+++ RECORD EXTRACTS +++
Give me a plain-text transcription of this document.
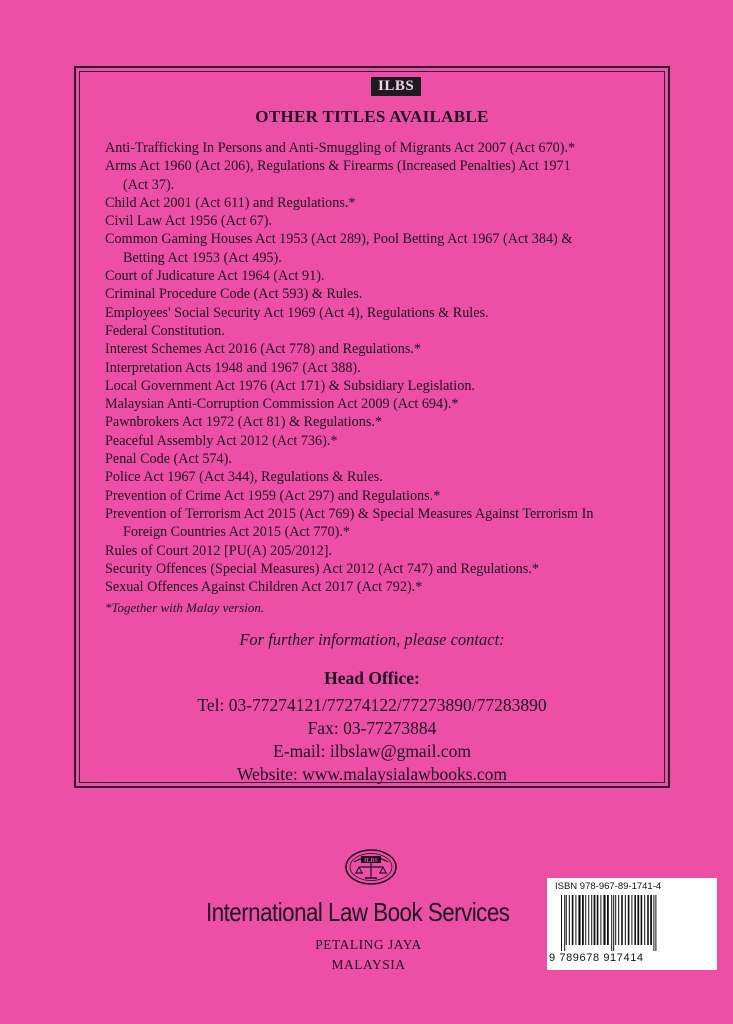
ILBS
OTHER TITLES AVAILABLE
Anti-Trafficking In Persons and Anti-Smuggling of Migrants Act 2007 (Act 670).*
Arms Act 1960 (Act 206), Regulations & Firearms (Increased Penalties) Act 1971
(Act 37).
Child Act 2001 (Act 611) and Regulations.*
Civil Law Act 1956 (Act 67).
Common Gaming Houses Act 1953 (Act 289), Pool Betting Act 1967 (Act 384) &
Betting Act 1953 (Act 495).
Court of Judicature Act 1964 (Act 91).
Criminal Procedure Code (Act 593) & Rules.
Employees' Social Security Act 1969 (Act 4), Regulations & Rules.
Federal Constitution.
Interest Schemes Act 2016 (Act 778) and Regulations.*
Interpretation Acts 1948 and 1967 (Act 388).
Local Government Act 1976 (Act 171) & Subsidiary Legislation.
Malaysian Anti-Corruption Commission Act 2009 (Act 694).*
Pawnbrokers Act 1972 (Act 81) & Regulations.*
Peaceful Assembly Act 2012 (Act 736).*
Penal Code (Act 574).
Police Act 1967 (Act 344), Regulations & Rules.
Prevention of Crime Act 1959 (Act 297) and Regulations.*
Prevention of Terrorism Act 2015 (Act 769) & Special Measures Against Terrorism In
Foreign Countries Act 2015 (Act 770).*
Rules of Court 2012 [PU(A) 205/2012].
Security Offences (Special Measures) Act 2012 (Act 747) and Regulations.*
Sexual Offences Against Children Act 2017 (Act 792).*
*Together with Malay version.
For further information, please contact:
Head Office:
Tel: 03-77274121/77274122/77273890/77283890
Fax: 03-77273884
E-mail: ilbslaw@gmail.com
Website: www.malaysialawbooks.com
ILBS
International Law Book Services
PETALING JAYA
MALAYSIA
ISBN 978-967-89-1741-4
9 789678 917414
+++
_WORK REQUIRED_
Search the entries for the word "Court", then list each line that holds it.

_IN RESPONSE_
Court of Judicature Act 1964 (Act 91).
Rules of Court 2012 [PU(A) 205/2012].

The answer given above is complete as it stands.